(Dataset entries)

──────

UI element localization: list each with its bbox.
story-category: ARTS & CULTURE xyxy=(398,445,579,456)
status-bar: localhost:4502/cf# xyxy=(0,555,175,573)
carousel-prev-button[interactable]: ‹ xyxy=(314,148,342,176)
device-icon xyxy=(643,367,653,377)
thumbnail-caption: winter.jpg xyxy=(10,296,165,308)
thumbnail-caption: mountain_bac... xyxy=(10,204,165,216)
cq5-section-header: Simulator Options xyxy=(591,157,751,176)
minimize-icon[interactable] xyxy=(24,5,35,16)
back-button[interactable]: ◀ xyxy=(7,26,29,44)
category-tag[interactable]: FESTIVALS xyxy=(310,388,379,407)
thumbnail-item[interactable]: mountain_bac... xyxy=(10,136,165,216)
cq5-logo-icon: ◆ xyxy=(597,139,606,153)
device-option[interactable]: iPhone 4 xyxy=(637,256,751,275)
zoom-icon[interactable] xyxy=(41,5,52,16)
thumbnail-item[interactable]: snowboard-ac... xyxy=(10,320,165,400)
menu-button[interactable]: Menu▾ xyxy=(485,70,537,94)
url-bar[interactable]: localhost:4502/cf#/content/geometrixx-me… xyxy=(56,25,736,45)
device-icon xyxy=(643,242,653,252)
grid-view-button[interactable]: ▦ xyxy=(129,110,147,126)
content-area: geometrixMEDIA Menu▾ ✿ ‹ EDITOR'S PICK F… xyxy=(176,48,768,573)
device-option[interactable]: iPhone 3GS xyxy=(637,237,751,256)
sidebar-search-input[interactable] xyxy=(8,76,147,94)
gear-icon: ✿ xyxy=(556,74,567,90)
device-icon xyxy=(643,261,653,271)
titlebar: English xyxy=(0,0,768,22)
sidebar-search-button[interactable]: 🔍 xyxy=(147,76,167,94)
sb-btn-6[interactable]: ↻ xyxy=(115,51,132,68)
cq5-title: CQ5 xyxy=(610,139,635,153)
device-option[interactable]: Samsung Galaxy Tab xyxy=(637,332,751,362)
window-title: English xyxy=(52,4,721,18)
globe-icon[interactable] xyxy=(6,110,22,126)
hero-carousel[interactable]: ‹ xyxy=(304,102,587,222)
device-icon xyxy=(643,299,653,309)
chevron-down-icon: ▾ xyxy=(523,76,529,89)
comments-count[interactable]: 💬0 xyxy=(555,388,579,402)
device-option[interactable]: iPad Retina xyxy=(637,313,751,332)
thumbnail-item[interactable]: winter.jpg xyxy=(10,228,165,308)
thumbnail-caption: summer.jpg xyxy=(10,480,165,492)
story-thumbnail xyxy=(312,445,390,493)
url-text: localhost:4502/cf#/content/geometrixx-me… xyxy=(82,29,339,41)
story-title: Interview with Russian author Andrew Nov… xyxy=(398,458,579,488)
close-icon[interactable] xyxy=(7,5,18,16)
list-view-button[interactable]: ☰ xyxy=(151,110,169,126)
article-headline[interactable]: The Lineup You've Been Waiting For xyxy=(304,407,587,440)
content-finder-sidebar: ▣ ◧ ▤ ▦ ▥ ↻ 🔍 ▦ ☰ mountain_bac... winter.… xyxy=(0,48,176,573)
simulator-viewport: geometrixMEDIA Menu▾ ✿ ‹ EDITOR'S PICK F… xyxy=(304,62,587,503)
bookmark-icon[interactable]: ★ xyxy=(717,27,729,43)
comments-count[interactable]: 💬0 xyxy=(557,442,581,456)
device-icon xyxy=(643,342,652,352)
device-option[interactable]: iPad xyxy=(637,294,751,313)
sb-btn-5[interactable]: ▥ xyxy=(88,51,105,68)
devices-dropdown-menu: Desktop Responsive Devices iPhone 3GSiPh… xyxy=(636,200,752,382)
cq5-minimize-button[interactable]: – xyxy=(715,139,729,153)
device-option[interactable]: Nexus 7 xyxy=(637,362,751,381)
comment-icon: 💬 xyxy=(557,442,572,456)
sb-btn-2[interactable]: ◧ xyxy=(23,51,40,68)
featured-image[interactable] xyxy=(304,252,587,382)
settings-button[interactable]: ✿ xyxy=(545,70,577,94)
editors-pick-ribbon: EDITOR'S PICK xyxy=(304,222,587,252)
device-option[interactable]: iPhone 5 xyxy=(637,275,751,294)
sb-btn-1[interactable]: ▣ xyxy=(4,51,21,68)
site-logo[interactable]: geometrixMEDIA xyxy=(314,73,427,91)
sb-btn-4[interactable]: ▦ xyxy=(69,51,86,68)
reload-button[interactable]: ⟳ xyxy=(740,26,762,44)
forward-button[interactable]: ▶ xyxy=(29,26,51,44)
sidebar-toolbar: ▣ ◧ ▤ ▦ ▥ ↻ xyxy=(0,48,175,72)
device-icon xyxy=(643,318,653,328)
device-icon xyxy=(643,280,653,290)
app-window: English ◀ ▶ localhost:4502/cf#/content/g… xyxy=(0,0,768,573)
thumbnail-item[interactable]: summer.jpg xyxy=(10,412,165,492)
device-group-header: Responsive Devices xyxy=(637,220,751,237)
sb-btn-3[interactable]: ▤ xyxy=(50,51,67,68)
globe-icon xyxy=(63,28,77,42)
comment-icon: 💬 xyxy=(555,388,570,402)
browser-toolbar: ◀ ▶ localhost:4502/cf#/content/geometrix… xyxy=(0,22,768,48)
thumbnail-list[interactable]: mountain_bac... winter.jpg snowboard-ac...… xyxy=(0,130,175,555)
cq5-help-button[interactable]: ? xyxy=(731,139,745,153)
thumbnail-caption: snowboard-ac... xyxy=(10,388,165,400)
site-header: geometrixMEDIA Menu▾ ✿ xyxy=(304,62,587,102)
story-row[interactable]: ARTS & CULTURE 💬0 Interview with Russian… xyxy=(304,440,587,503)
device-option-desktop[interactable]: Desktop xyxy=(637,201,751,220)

──────

Written request:
Copy every line of the material above word for word, keeping each one unchanged and in its original order.

Full output:
UI element localization: list each with its bbox.
story-category: ARTS & CULTURE xyxy=(398,445,579,456)
status-bar: localhost:4502/cf# xyxy=(0,555,175,573)
carousel-prev-button[interactable]: ‹ xyxy=(314,148,342,176)
device-icon xyxy=(643,367,653,377)
thumbnail-caption: winter.jpg xyxy=(10,296,165,308)
thumbnail-caption: mountain_bac... xyxy=(10,204,165,216)
cq5-section-header: Simulator Options xyxy=(591,157,751,176)
minimize-icon[interactable] xyxy=(24,5,35,16)
back-button[interactable]: ◀ xyxy=(7,26,29,44)
category-tag[interactable]: FESTIVALS xyxy=(310,388,379,407)
thumbnail-item[interactable]: mountain_bac... xyxy=(10,136,165,216)
cq5-logo-icon: ◆ xyxy=(597,139,606,153)
device-option[interactable]: iPhone 4 xyxy=(637,256,751,275)
zoom-icon[interactable] xyxy=(41,5,52,16)
thumbnail-item[interactable]: snowboard-ac... xyxy=(10,320,165,400)
menu-button[interactable]: Menu▾ xyxy=(485,70,537,94)
url-bar[interactable]: localhost:4502/cf#/content/geometrixx-me… xyxy=(56,25,736,45)
device-icon xyxy=(643,242,653,252)
grid-view-button[interactable]: ▦ xyxy=(129,110,147,126)
content-area: geometrixMEDIA Menu▾ ✿ ‹ EDITOR'S PICK F… xyxy=(176,48,768,573)
device-option[interactable]: iPhone 3GS xyxy=(637,237,751,256)
sidebar-search-input[interactable] xyxy=(8,76,147,94)
gear-icon: ✿ xyxy=(556,74,567,90)
device-icon xyxy=(643,261,653,271)
titlebar: English xyxy=(0,0,768,22)
sidebar-search-button[interactable]: 🔍 xyxy=(147,76,167,94)
sb-btn-6[interactable]: ↻ xyxy=(115,51,132,68)
cq5-title: CQ5 xyxy=(610,139,635,153)
device-option[interactable]: Samsung Galaxy Tab xyxy=(637,332,751,362)
window-title: English xyxy=(52,4,721,18)
globe-icon[interactable] xyxy=(6,110,22,126)
hero-carousel[interactable]: ‹ xyxy=(304,102,587,222)
device-icon xyxy=(643,299,653,309)
chevron-down-icon: ▾ xyxy=(523,76,529,89)
comments-count[interactable]: 💬0 xyxy=(555,388,579,402)
device-option[interactable]: iPad Retina xyxy=(637,313,751,332)
thumbnail-item[interactable]: winter.jpg xyxy=(10,228,165,308)
thumbnail-caption: summer.jpg xyxy=(10,480,165,492)
story-thumbnail xyxy=(312,445,390,493)
url-text: localhost:4502/cf#/content/geometrixx-me… xyxy=(82,29,339,41)
story-title: Interview with Russian author Andrew Nov… xyxy=(398,458,579,488)
close-icon[interactable] xyxy=(7,5,18,16)
list-view-button[interactable]: ☰ xyxy=(151,110,169,126)
article-headline[interactable]: The Lineup You've Been Waiting For xyxy=(304,407,587,440)
content-finder-sidebar: ▣ ◧ ▤ ▦ ▥ ↻ 🔍 ▦ ☰ mountain_bac... winter.… xyxy=(0,48,176,573)
simulator-viewport: geometrixMEDIA Menu▾ ✿ ‹ EDITOR'S PICK F… xyxy=(304,62,587,503)
bookmark-icon[interactable]: ★ xyxy=(717,27,729,43)
comments-count[interactable]: 💬0 xyxy=(557,442,581,456)
device-icon xyxy=(643,342,652,352)
device-option[interactable]: iPad xyxy=(637,294,751,313)
sb-btn-5[interactable]: ▥ xyxy=(88,51,105,68)
devices-dropdown-menu: Desktop Responsive Devices iPhone 3GSiPh… xyxy=(636,200,752,382)
cq5-minimize-button[interactable]: – xyxy=(715,139,729,153)
device-option[interactable]: Nexus 7 xyxy=(637,362,751,381)
comment-icon: 💬 xyxy=(557,442,572,456)
sb-btn-2[interactable]: ◧ xyxy=(23,51,40,68)
featured-image[interactable] xyxy=(304,252,587,382)
settings-button[interactable]: ✿ xyxy=(545,70,577,94)
editors-pick-ribbon: EDITOR'S PICK xyxy=(304,222,587,252)
device-option[interactable]: iPhone 5 xyxy=(637,275,751,294)
sb-btn-1[interactable]: ▣ xyxy=(4,51,21,68)
site-logo[interactable]: geometrixMEDIA xyxy=(314,73,427,91)
sb-btn-4[interactable]: ▦ xyxy=(69,51,86,68)
reload-button[interactable]: ⟳ xyxy=(740,26,762,44)
forward-button[interactable]: ▶ xyxy=(29,26,51,44)
sidebar-toolbar: ▣ ◧ ▤ ▦ ▥ ↻ xyxy=(0,48,175,72)
device-icon xyxy=(643,318,653,328)
device-icon xyxy=(643,280,653,290)
app-window: English ◀ ▶ localhost:4502/cf#/content/g… xyxy=(0,0,768,573)
thumbnail-item[interactable]: summer.jpg xyxy=(10,412,165,492)
device-group-header: Responsive Devices xyxy=(637,220,751,237)
sb-btn-3[interactable]: ▤ xyxy=(50,51,67,68)
globe-icon xyxy=(63,28,77,42)
comment-icon: 💬 xyxy=(555,388,570,402)
browser-toolbar: ◀ ▶ localhost:4502/cf#/content/geometrix… xyxy=(0,22,768,48)
thumbnail-list[interactable]: mountain_bac... winter.jpg snowboard-ac...… xyxy=(0,130,175,555)
cq5-help-button[interactable]: ? xyxy=(731,139,745,153)
thumbnail-caption: snowboard-ac... xyxy=(10,388,165,400)
site-header: geometrixMEDIA Menu▾ ✿ xyxy=(304,62,587,102)
story-row[interactable]: ARTS & CULTURE 💬0 Interview with Russian… xyxy=(304,440,587,503)
device-option-desktop[interactable]: Desktop xyxy=(637,201,751,220)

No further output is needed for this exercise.